Data records:
---*---

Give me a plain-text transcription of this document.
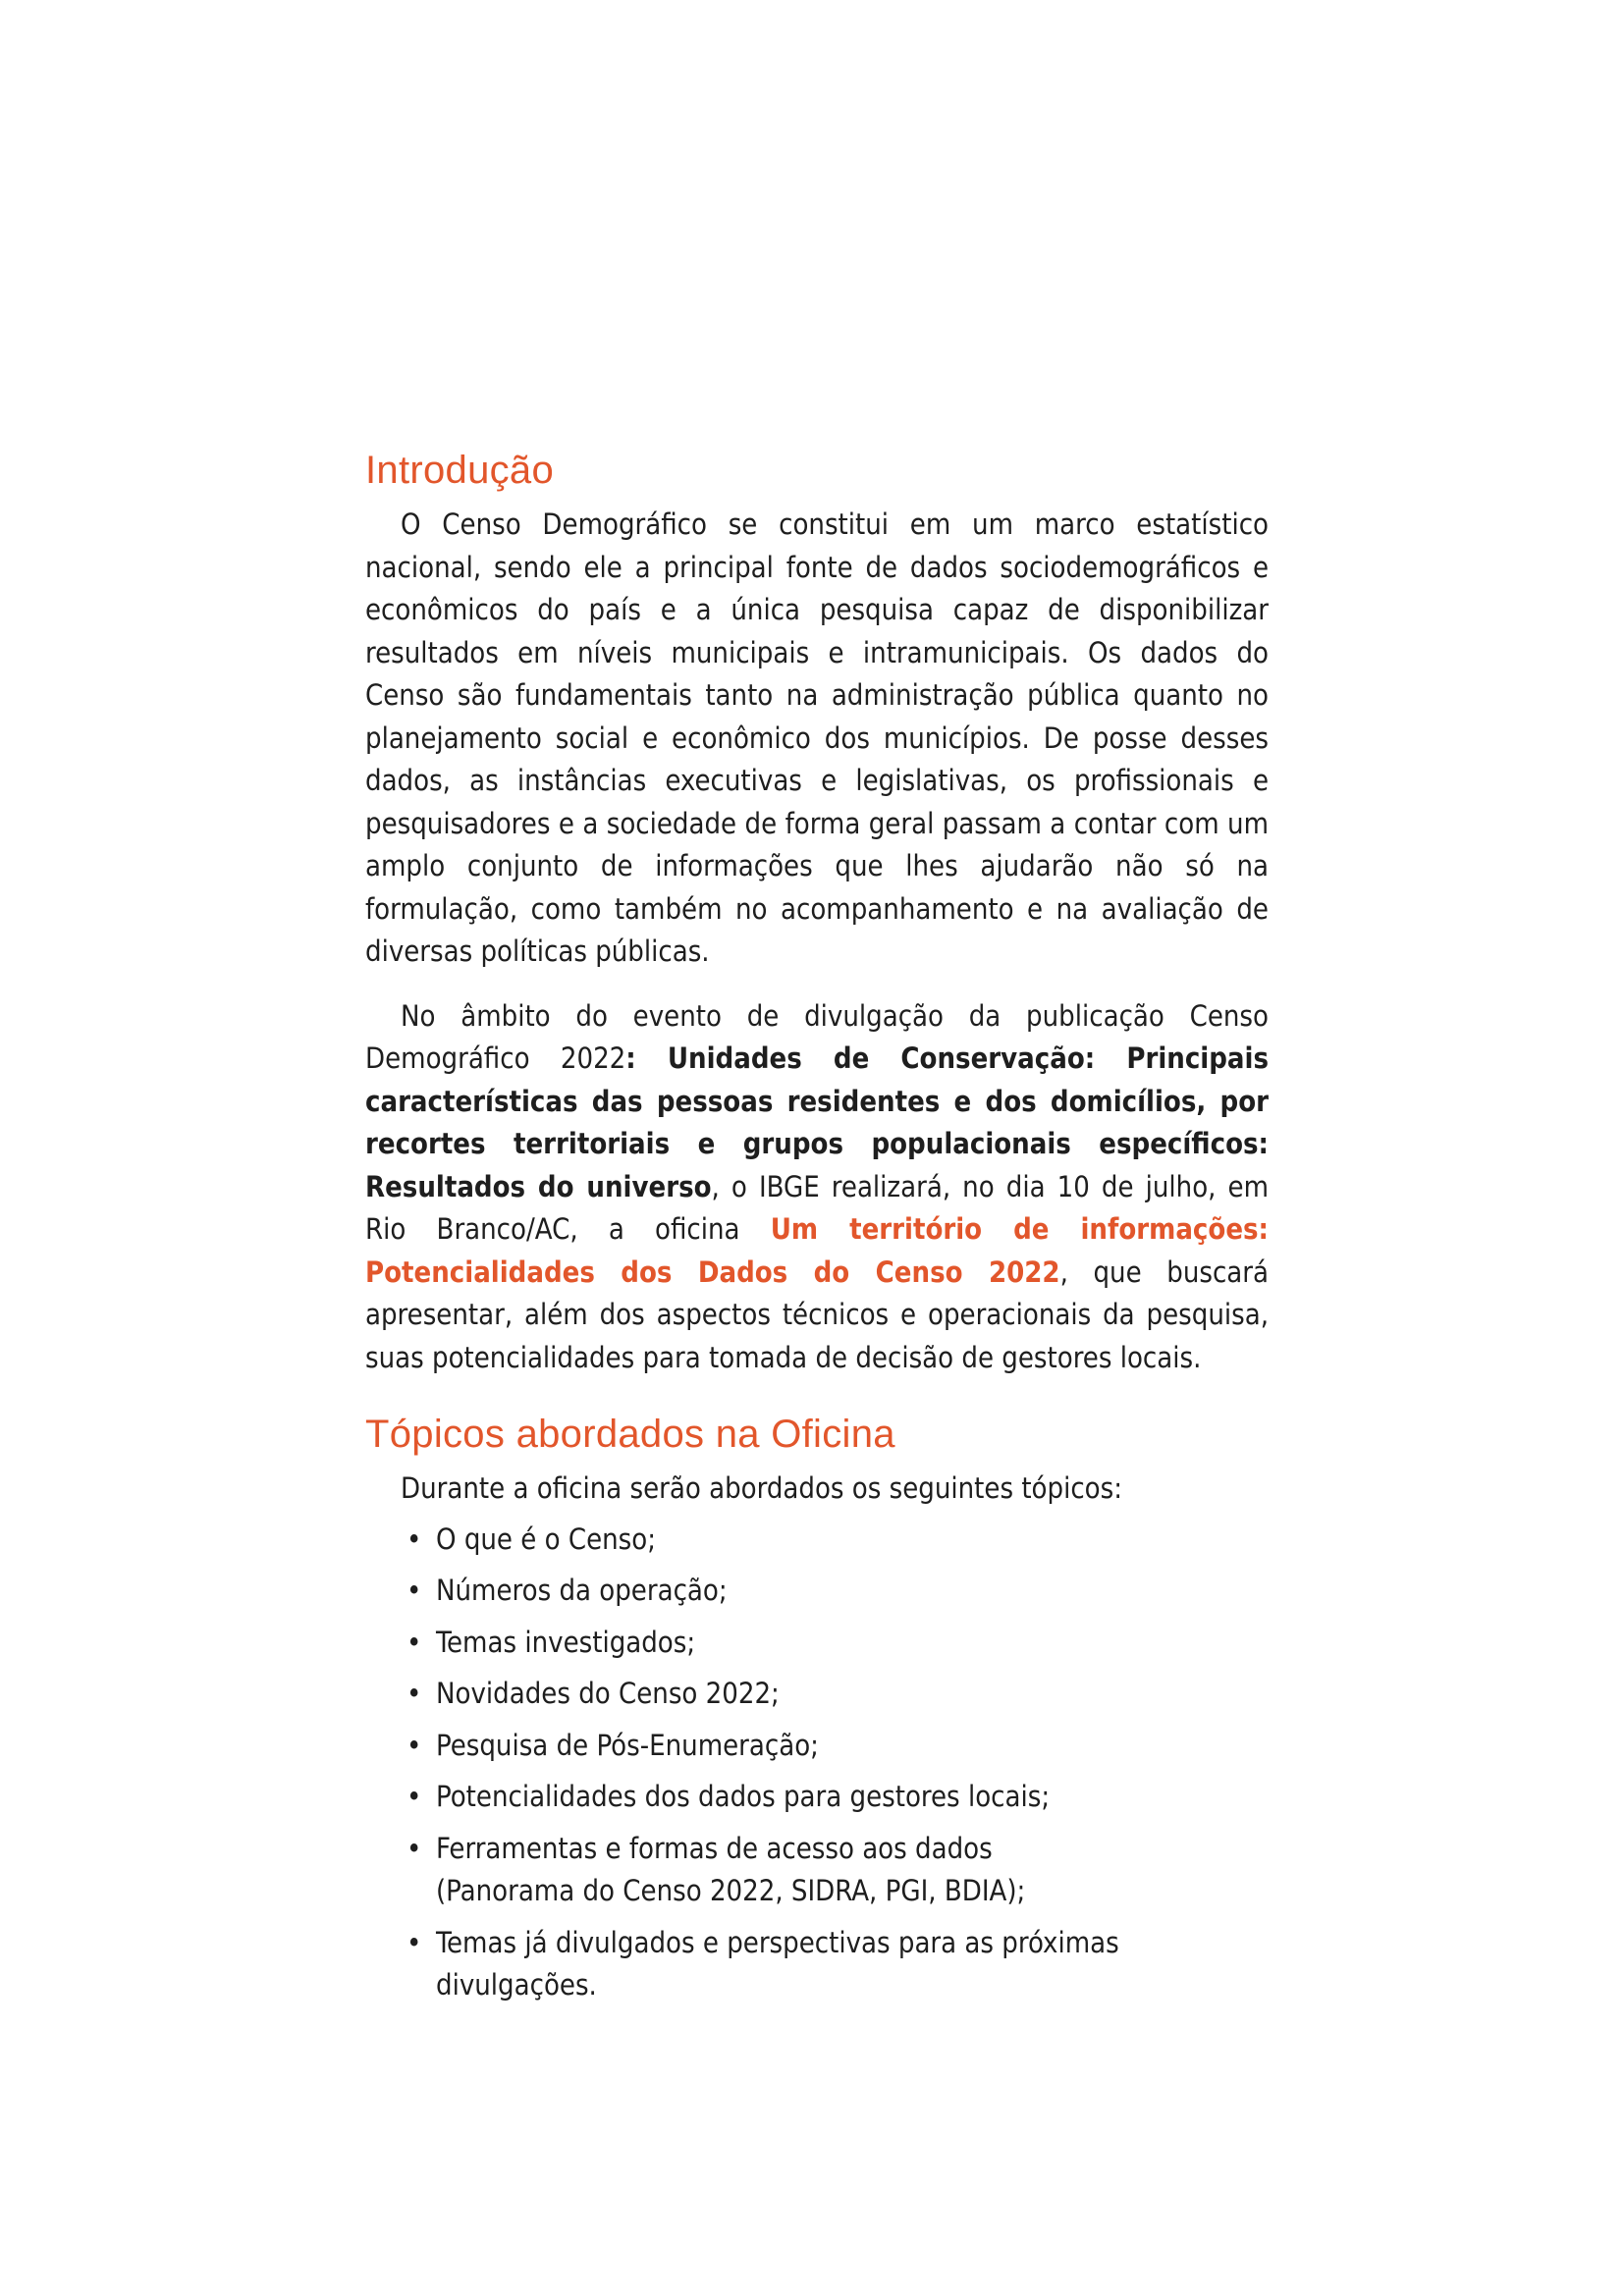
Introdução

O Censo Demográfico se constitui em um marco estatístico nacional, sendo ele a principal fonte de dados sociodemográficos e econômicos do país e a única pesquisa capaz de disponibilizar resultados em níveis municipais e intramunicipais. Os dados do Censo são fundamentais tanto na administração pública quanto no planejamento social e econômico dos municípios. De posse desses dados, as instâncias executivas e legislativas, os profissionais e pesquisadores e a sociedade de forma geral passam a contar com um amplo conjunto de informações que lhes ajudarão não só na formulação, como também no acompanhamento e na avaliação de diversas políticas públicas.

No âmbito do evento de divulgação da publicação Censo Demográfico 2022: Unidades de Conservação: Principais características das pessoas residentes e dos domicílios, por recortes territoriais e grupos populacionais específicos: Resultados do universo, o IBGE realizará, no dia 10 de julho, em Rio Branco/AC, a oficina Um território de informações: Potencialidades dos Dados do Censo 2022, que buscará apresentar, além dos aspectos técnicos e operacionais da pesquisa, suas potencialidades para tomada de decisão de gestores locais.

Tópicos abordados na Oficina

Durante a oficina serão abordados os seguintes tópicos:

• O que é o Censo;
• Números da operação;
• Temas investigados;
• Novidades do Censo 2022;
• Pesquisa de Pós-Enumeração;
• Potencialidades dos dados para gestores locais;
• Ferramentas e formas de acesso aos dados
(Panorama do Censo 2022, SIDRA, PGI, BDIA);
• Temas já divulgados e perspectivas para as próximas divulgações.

---*---

◆ **Goal of the exercise**: Identify the lines that hold the word "gestores". Copy every one of them.

◆ **Written response**:
No âmbito do evento de divulgação da publicação Censo Demográfico 2022: Unidades de Conservação: Principais características das pessoas residentes e dos domicílios, por recortes territoriais e grupos populacionais específicos: Resultados do universo, o IBGE realizará, no dia 10 de julho, em Rio Branco/AC, a oficina Um território de informações: Potencialidades dos Dados do Censo 2022, que buscará apresentar, além dos aspectos técnicos e operacionais da pesquisa, suas potencialidades para tomada de decisão de gestores locais.
• Potencialidades dos dados para gestores locais;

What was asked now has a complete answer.